Task prompt -> Give the entries from the line containing "Give bounding boxes" through the line containing "cell-row-number[interactable]: 4 [24,252,45,274]" as a JSON list of strings, one string per line, with blank lines omitted.

======== Provided material

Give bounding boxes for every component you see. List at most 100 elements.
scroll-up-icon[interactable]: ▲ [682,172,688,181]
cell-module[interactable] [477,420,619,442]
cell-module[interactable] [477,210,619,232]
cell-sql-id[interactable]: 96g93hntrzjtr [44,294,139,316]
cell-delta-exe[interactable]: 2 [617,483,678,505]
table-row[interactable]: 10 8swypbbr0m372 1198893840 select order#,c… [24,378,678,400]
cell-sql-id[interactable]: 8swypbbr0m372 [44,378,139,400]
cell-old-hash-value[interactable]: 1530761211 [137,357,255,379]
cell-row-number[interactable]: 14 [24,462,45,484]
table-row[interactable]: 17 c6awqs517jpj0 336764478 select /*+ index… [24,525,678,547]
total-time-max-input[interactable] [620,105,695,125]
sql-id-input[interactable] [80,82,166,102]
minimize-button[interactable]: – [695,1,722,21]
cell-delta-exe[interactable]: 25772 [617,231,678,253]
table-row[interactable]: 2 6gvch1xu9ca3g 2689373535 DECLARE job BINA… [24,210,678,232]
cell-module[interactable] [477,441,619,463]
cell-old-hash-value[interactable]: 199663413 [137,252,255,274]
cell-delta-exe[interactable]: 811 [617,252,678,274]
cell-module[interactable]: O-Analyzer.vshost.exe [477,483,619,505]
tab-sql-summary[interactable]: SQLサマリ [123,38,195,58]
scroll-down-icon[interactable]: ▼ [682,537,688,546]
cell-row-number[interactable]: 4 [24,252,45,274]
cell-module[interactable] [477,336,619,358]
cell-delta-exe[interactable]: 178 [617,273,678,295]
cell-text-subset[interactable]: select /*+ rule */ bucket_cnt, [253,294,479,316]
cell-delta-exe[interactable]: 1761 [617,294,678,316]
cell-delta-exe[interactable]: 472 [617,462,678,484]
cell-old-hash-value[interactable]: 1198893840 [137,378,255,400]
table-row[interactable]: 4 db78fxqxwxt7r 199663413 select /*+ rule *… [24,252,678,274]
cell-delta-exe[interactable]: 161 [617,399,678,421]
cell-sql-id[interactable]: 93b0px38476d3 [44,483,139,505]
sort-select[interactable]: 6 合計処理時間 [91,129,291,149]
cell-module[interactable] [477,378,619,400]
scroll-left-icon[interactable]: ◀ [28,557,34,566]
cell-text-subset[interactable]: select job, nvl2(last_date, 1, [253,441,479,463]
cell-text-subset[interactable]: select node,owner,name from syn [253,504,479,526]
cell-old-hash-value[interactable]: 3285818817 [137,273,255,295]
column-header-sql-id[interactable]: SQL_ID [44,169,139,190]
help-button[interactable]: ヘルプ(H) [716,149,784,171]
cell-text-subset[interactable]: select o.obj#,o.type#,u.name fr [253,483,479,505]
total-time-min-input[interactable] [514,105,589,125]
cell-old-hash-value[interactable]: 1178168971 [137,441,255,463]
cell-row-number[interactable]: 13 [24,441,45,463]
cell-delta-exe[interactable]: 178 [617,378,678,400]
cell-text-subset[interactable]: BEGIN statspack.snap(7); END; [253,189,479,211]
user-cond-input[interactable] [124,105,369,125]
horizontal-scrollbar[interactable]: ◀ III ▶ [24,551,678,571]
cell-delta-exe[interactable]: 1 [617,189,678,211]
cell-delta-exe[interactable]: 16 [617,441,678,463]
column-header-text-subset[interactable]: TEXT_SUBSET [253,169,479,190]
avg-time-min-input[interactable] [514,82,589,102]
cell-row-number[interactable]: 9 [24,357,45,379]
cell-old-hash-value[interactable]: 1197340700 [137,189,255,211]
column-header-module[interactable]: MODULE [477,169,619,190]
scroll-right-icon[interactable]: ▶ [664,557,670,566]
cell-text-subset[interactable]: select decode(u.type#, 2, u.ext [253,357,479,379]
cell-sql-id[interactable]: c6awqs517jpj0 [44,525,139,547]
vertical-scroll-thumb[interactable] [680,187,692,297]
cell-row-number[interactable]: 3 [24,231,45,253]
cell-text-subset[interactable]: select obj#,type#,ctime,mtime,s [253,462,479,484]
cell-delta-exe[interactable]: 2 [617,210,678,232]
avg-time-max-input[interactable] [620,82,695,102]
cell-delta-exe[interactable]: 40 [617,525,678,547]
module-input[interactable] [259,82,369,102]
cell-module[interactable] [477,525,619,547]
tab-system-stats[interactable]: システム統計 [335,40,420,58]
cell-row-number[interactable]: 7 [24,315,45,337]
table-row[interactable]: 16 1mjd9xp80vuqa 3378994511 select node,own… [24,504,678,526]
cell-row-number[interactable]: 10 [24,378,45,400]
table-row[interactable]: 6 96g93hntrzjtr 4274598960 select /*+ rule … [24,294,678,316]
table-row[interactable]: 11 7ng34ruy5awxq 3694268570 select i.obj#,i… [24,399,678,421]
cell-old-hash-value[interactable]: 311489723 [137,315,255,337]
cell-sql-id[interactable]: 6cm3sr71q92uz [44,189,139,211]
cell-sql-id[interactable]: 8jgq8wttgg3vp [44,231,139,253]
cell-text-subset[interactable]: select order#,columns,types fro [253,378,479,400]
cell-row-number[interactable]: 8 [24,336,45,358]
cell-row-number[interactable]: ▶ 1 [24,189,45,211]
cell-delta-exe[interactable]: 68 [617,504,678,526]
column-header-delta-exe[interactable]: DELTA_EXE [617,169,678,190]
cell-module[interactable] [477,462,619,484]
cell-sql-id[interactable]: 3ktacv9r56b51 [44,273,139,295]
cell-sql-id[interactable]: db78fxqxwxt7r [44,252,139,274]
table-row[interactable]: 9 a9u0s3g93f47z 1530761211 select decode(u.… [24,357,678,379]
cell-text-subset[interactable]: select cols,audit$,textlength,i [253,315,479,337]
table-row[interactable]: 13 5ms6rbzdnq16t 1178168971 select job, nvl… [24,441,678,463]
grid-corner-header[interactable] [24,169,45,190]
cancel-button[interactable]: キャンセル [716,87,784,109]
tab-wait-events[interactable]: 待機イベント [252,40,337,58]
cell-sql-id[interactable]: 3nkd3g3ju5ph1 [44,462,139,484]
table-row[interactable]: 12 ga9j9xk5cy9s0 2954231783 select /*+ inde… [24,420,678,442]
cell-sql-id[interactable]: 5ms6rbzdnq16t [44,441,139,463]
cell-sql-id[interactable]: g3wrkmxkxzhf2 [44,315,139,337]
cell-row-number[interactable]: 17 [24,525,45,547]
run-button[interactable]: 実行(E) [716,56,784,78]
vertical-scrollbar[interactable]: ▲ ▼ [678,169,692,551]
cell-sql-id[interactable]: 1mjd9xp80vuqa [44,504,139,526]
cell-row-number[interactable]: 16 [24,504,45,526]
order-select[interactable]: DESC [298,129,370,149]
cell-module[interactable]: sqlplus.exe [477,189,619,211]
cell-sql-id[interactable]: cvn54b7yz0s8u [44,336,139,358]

================
======== Provided material

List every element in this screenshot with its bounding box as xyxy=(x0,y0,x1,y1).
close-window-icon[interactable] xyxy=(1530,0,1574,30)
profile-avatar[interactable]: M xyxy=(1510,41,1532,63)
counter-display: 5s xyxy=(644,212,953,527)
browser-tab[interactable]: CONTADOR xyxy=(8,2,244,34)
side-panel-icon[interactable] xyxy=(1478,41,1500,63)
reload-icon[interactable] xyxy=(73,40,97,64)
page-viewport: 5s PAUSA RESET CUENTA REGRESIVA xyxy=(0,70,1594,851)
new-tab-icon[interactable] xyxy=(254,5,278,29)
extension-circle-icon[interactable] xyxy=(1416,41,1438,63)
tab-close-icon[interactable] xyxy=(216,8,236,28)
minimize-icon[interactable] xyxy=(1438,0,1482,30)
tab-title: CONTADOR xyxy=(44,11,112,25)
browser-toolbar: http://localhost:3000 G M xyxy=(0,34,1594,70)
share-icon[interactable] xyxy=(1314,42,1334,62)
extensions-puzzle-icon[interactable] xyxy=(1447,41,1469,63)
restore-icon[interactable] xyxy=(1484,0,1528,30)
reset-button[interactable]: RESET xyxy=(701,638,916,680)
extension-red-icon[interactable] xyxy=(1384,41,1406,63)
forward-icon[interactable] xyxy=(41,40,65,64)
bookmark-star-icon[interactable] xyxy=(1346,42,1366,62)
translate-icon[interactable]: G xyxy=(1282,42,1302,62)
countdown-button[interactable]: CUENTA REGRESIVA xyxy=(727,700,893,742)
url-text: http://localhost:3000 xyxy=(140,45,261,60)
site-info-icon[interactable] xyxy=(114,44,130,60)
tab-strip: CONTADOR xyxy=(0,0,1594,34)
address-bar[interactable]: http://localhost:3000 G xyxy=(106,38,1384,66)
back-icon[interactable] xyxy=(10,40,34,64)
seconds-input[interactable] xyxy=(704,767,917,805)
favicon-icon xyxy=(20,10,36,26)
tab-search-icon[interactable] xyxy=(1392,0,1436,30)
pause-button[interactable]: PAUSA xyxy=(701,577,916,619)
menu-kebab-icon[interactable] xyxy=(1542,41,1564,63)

================
======== Provided material

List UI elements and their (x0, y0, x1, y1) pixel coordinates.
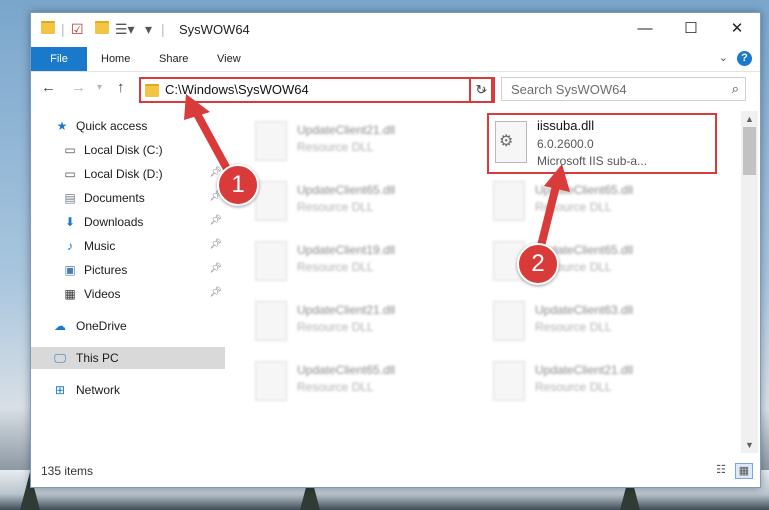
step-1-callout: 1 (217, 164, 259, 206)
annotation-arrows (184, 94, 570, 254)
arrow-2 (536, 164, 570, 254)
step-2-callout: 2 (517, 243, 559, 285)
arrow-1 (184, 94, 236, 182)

================

Result of the exercise ->
[
  "Give bounding boxes for every component you see. List at most 100 elements.",
  "scroll-up-icon[interactable]: ▲ [682,172,688,181]",
  "cell-module[interactable] [477,420,619,442]",
  "cell-module[interactable] [477,210,619,232]",
  "cell-sql-id[interactable]: 96g93hntrzjtr [44,294,139,316]",
  "cell-delta-exe[interactable]: 2 [617,483,678,505]",
  "table-row[interactable]: 10 8swypbbr0m372 1198893840 select order#,c… [24,378,678,400]",
  "cell-sql-id[interactable]: 8swypbbr0m372 [44,378,139,400]",
  "cell-old-hash-value[interactable]: 1530761211 [137,357,255,379]",
  "cell-row-number[interactable]: 14 [24,462,45,484]",
  "table-row[interactable]: 17 c6awqs517jpj0 336764478 select /*+ index… [24,525,678,547]",
  "total-time-max-input[interactable] [620,105,695,125]",
  "sql-id-input[interactable] [80,82,166,102]",
  "minimize-button[interactable]: – [695,1,722,21]",
  "cell-delta-exe[interactable]: 25772 [617,231,678,253]",
  "table-row[interactable]: 2 6gvch1xu9ca3g 2689373535 DECLARE job BINA… [24,210,678,232]",
  "cell-module[interactable] [477,441,619,463]",
  "cell-old-hash-value[interactable]: 199663413 [137,252,255,274]",
  "cell-delta-exe[interactable]: 811 [617,252,678,274]",
  "cell-module[interactable]: O-Analyzer.vshost.exe [477,483,619,505]",
  "tab-sql-summary[interactable]: SQLサマリ [123,38,195,58]",
  "scroll-down-icon[interactable]: ▼ [682,537,688,546]",
  "cell-row-number[interactable]: 4 [24,252,45,274]"
]